* **Short task**
Give every line from the entries that contains "Europas".

* **Data extract**
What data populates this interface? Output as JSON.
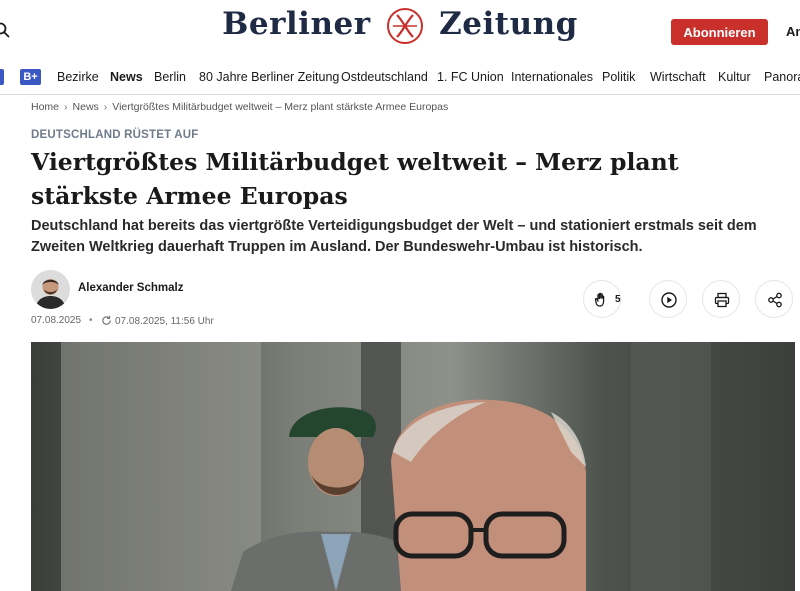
{
  "header": {
    "logo_left": "Berliner",
    "logo_right": "Zeitung",
    "subscribe_label": "Abonnieren",
    "login_label": "An"
  },
  "nav": {
    "items": [
      "Bezirke",
      "News",
      "Berlin",
      "80 Jahre Berliner Zeitung",
      "Ostdeutschland",
      "1. FC Union",
      "Internationales",
      "Politik",
      "Wirtschaft",
      "Kultur",
      "Panora"
    ],
    "active": "News",
    "plus_badge": "B+"
  },
  "breadcrumb": {
    "home": "Home",
    "news": "News",
    "current": "Viertgrößtes Militärbudget weltweit – Merz plant stärkste Armee Europas"
  },
  "article": {
    "kicker": "DEUTSCHLAND RÜSTET AUF",
    "headline": "Viertgrößtes Militärbudget weltweit – Merz plant stärkste Armee Europas",
    "lead": "Deutschland hat bereits das viertgrößte Verteidigungsbudget der Welt – und stationiert erstmals seit dem Zweiten Weltkrieg dauerhaft Truppen im Ausland. Der Bundeswehr-Umbau ist historisch.",
    "author": "Alexander Schmalz",
    "date": "07.08.2025",
    "dot": "•",
    "updated": "07.08.2025, 11:56 Uhr",
    "clap_count": "5"
  },
  "colors": {
    "brand_red": "#c9302c",
    "logo_navy": "#1f2a44",
    "plus_blue": "#3b57c4"
  }
}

* **Solved problem**
    "current": "Viertgrößtes Militärbudget weltweit – Merz plant stärkste Armee Europas"
    "headline": "Viertgrößtes Militärbudget weltweit – Merz plant stärkste Armee Europas",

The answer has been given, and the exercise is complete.